What this task involves – Give the entries again, word for word.
# start of Extracted information
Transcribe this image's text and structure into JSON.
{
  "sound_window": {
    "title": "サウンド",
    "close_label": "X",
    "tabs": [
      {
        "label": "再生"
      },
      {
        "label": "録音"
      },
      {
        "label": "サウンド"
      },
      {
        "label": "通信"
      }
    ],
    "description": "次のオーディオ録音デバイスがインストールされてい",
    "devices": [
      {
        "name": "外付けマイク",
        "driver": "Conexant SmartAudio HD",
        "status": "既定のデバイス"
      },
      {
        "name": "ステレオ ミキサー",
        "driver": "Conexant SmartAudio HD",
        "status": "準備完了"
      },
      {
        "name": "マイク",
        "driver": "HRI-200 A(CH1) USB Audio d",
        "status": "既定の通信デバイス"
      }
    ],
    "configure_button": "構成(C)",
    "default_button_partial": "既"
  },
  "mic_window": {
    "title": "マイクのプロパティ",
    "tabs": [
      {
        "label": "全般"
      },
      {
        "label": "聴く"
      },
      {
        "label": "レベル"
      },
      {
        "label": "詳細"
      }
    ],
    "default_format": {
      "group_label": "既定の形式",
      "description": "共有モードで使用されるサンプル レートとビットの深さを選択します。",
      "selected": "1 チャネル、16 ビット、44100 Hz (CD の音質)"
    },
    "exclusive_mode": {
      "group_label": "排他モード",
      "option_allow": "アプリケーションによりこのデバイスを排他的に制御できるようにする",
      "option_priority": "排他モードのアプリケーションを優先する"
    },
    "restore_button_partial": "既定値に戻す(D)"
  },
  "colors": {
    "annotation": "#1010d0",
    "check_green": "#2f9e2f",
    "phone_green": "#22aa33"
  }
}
# end of Extracted information
Output –
Transcribe this image's text and structure into JSON.
{
  "sound_window": {
    "title": "サウンド",
    "close_label": "X",
    "tabs": [
      {
        "label": "再生"
      },
      {
        "label": "録音"
      },
      {
        "label": "サウンド"
      },
      {
        "label": "通信"
      }
    ],
    "description": "次のオーディオ録音デバイスがインストールされてい",
    "devices": [
      {
        "name": "外付けマイク",
        "driver": "Conexant SmartAudio HD",
        "status": "既定のデバイス"
      },
      {
        "name": "ステレオ ミキサー",
        "driver": "Conexant SmartAudio HD",
        "status": "準備完了"
      },
      {
        "name": "マイク",
        "driver": "HRI-200 A(CH1) USB Audio d",
        "status": "既定の通信デバイス"
      }
    ],
    "configure_button": "構成(C)",
    "default_button_partial": "既"
  },
  "mic_window": {
    "title": "マイクのプロパティ",
    "tabs": [
      {
        "label": "全般"
      },
      {
        "label": "聴く"
      },
      {
        "label": "レベル"
      },
      {
        "label": "詳細"
      }
    ],
    "default_format": {
      "group_label": "既定の形式",
      "description": "共有モードで使用されるサンプル レートとビットの深さを選択します。",
      "selected": "1 チャネル、16 ビット、44100 Hz (CD の音質)"
    },
    "exclusive_mode": {
      "group_label": "排他モード",
      "option_allow": "アプリケーションによりこのデバイスを排他的に制御できるようにする",
      "option_priority": "排他モードのアプリケーションを優先する"
    },
    "restore_button_partial": "既定値に戻す(D)"
  },
  "colors": {
    "annotation": "#1010d0",
    "check_green": "#2f9e2f",
    "phone_green": "#22aa33"
  }
}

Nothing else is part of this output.